Data to process:
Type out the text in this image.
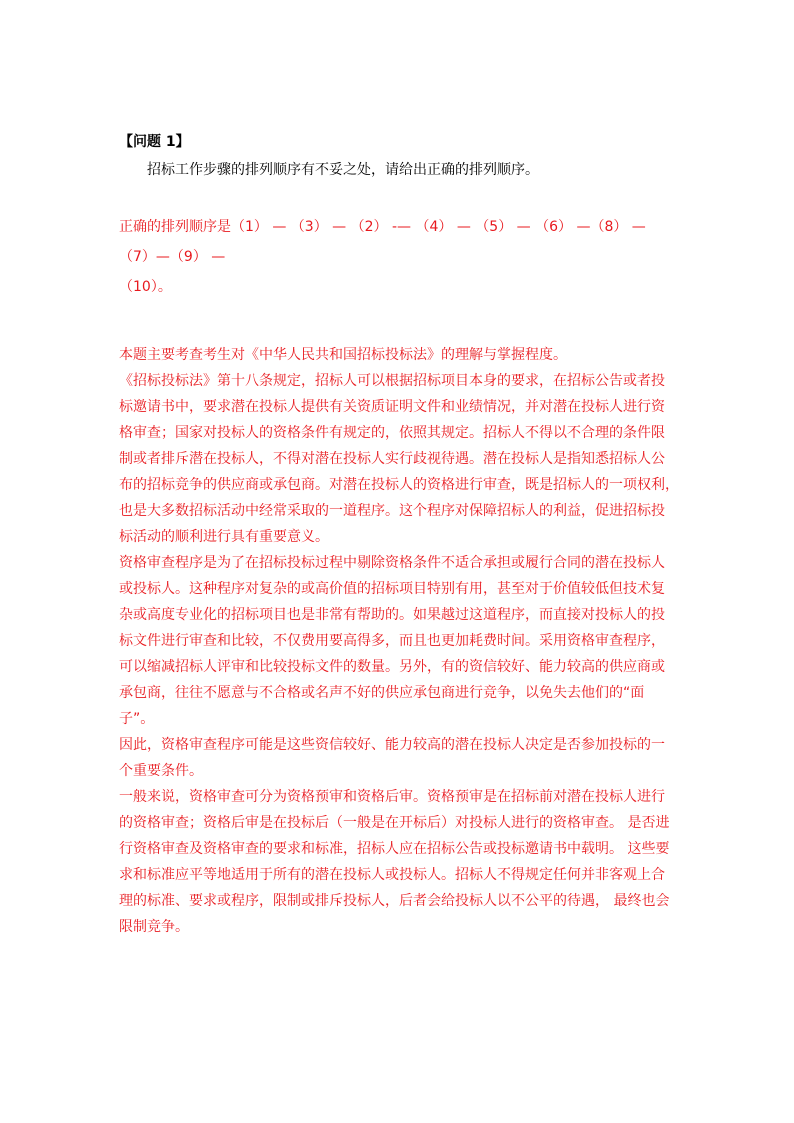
【问题 1】

招标工作步骤的排列顺序有不妥之处，请给出正确的排列顺序。

正确的排列顺序是（1） — （3） — （2） -— （4） — （5） — （6） —（8） — （7）—（9） —
（10）。

本题主要考查考生对《中华人民共和国招标投标法》的理解与掌握程度。

《招标投标法》第十八条规定，招标人可以根据招标项目本身的要求，在招标公告或者投
标邀请书中，要求潜在投标人提供有关资质证明文件和业绩情况，并对潜在投标人进行资
格审查；国家对投标人的资格条件有规定的，依照其规定。招标人不得以不合理的条件限
制或者排斥潜在投标人，不得对潜在投标人实行歧视待遇。潜在投标人是指知悉招标人公
布的招标竞争的供应商或承包商。对潜在投标人的资格进行审查，既是招标人的一项权利，
也是大多数招标活动中经常采取的一道程序。这个程序对保障招标人的利益，促进招标投
标活动的顺利进行具有重要意义。

资格审查程序是为了在招标投标过程中剔除资格条件不适合承担或履行合同的潜在投标人
或投标人。这种程序对复杂的或高价值的招标项目特别有用，甚至对于价值较低但技术复
杂或高度专业化的招标项目也是非常有帮助的。如果越过这道程序，而直接对投标人的投
标文件进行审查和比较，不仅费用要高得多，而且也更加耗费时间。采用资格审查程序，
可以缩减招标人评审和比较投标文件的数量。另外，有的资信较好、能力较高的供应商或
承包商，往往不愿意与不合格或名声不好的供应承包商进行竞争，以免失去他们的“面子”。
因此，资格审查程序可能是这些资信较好、能力较高的潜在投标人决定是否参加投标的一
个重要条件。

一般来说，资格审查可分为资格预审和资格后审。资格预审是在招标前对潜在投标人进行
的资格审查；资格后审是在投标后（一般是在开标后）对投标人进行的资格审查。 是否进
行资格审查及资格审查的要求和标准，招标人应在招标公告或投标邀请书中载明。 这些要
求和标准应平等地适用于所有的潜在投标人或投标人。招标人不得规定任何并非客观上合
理的标准、要求或程序，限制或排斥投标人，后者会给投标人以不公平的待遇， 最终也会
限制竞争。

Stated task: Quote each line of the listing exactly, but leave the pictures out.

Worked answer:
Type out the text in this image.
【问题 1】

招标工作步骤的排列顺序有不妥之处，请给出正确的排列顺序。

正确的排列顺序是（1） — （3） — （2） -— （4） — （5） — （6） —（8） — （7）—（9） —
（10）。

本题主要考查考生对《中华人民共和国招标投标法》的理解与掌握程度。

《招标投标法》第十八条规定，招标人可以根据招标项目本身的要求，在招标公告或者投
标邀请书中，要求潜在投标人提供有关资质证明文件和业绩情况，并对潜在投标人进行资
格审查；国家对投标人的资格条件有规定的，依照其规定。招标人不得以不合理的条件限
制或者排斥潜在投标人，不得对潜在投标人实行歧视待遇。潜在投标人是指知悉招标人公
布的招标竞争的供应商或承包商。对潜在投标人的资格进行审查，既是招标人的一项权利，
也是大多数招标活动中经常采取的一道程序。这个程序对保障招标人的利益，促进招标投
标活动的顺利进行具有重要意义。

资格审查程序是为了在招标投标过程中剔除资格条件不适合承担或履行合同的潜在投标人
或投标人。这种程序对复杂的或高价值的招标项目特别有用，甚至对于价值较低但技术复
杂或高度专业化的招标项目也是非常有帮助的。如果越过这道程序，而直接对投标人的投
标文件进行审查和比较，不仅费用要高得多，而且也更加耗费时间。采用资格审查程序，
可以缩减招标人评审和比较投标文件的数量。另外，有的资信较好、能力较高的供应商或
承包商，往往不愿意与不合格或名声不好的供应承包商进行竞争，以免失去他们的“面子”。
因此，资格审查程序可能是这些资信较好、能力较高的潜在投标人决定是否参加投标的一
个重要条件。

一般来说，资格审查可分为资格预审和资格后审。资格预审是在招标前对潜在投标人进行
的资格审查；资格后审是在投标后（一般是在开标后）对投标人进行的资格审查。 是否进
行资格审查及资格审查的要求和标准，招标人应在招标公告或投标邀请书中载明。 这些要
求和标准应平等地适用于所有的潜在投标人或投标人。招标人不得规定任何并非客观上合
理的标准、要求或程序，限制或排斥投标人，后者会给投标人以不公平的待遇， 最终也会
限制竞争。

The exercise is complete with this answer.